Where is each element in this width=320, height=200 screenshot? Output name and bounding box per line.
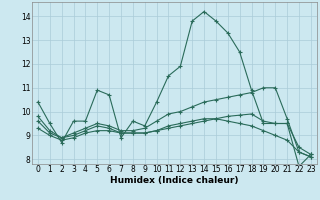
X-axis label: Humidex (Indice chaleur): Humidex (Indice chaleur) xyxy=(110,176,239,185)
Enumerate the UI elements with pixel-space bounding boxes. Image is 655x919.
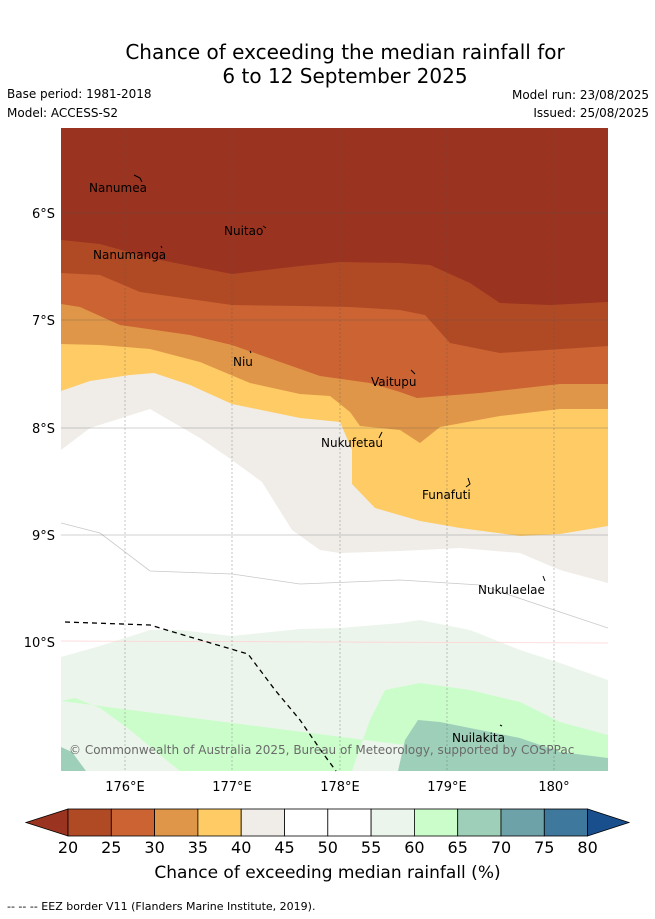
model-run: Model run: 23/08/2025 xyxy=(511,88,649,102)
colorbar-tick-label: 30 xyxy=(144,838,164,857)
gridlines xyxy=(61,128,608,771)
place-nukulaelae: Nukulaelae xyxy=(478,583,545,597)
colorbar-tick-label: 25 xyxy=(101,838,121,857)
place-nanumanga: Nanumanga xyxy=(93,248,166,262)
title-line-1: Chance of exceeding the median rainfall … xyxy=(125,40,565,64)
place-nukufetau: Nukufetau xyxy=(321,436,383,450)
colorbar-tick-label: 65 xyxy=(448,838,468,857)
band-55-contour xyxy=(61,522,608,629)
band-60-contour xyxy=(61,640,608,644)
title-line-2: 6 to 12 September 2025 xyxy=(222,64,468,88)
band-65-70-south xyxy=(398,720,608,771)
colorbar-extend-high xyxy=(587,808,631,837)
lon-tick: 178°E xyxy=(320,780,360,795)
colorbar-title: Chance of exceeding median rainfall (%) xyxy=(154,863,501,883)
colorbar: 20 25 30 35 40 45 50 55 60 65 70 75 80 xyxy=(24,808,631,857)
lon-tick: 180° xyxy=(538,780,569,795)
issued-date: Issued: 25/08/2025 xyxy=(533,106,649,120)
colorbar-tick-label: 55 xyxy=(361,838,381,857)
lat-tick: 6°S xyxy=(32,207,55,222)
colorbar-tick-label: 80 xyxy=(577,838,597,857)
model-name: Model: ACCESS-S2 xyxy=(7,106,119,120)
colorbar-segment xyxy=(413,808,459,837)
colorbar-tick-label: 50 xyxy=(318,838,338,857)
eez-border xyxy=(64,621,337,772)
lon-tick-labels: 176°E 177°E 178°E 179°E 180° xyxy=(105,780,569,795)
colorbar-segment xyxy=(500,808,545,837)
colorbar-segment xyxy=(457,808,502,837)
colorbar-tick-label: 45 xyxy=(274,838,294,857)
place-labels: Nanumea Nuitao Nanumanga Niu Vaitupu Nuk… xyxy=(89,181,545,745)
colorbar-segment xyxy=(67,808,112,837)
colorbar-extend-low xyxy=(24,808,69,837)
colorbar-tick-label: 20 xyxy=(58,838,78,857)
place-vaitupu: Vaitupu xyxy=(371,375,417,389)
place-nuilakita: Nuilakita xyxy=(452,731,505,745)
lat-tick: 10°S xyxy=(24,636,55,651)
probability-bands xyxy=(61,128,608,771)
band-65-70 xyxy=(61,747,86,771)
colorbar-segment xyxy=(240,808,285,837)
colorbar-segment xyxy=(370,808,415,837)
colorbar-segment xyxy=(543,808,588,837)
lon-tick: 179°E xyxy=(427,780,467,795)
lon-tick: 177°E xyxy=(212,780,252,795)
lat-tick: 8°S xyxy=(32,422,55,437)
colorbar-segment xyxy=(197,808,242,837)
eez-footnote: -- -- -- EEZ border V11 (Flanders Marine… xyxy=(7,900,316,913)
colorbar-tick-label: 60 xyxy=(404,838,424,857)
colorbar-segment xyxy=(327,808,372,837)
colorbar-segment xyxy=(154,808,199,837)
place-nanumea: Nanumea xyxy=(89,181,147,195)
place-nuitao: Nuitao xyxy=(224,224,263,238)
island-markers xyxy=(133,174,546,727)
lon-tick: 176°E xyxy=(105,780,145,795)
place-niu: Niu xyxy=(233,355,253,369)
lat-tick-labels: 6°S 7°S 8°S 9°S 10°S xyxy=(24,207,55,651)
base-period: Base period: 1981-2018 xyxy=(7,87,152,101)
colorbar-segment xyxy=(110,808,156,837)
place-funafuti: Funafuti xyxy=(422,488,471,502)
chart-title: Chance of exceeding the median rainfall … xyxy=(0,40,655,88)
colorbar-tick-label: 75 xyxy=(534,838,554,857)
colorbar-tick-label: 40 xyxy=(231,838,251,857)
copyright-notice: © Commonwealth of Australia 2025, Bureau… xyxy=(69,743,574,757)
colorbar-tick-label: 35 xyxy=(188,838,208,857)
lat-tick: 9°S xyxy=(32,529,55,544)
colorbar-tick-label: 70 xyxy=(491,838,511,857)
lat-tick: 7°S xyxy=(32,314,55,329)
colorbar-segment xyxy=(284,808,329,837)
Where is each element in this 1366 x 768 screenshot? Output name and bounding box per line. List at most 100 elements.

++++

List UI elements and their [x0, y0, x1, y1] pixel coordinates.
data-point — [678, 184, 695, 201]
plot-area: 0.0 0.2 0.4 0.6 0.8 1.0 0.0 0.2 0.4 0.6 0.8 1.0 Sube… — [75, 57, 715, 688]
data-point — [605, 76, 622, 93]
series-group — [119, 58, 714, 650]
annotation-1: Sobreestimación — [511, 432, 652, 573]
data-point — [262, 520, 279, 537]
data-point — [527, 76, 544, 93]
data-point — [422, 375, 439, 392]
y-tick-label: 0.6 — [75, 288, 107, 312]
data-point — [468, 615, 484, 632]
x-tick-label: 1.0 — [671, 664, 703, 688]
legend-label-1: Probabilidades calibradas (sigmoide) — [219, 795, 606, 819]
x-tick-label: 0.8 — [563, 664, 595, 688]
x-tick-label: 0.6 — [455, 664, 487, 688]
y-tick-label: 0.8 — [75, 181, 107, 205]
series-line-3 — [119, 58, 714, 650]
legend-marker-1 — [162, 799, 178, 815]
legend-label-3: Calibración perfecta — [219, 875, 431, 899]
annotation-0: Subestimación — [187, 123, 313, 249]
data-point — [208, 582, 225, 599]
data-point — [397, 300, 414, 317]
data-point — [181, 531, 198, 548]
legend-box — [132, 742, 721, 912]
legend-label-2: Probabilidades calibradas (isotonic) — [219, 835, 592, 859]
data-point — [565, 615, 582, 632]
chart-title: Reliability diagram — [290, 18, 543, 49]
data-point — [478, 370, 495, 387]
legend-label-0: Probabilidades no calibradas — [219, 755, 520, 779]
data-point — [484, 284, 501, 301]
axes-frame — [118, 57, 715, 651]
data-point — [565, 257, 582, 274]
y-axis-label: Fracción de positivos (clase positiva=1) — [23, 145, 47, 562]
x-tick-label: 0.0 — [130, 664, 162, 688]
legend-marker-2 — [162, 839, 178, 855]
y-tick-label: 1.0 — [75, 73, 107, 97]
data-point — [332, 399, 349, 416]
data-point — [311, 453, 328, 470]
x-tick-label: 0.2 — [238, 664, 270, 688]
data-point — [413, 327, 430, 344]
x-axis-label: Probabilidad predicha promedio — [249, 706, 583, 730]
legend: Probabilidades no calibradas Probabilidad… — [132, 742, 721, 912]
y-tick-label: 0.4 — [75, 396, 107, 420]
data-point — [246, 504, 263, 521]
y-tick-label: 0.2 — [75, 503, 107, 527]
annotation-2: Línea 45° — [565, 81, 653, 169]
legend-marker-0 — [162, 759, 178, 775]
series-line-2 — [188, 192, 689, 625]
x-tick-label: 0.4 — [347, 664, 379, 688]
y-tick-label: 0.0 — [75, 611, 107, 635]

++++

● Task brief: Please lay out the rows starting at the line containing "X-axis label: Humidex" and ending at the line containing "Enumerate the UI" as a Markdown table with the columns Number and Line, leaving out any blank lines.

● The solution:
| Number | Line |
|---|---|
| 1 | X-axis label: Humidex (Indice chaleur): Humidex (Indice chaleur) xyxy=(110,176,239,185) |
| 2 | Enumerate the UI elements with pixel-space bounding boxes. Image is 655x919. |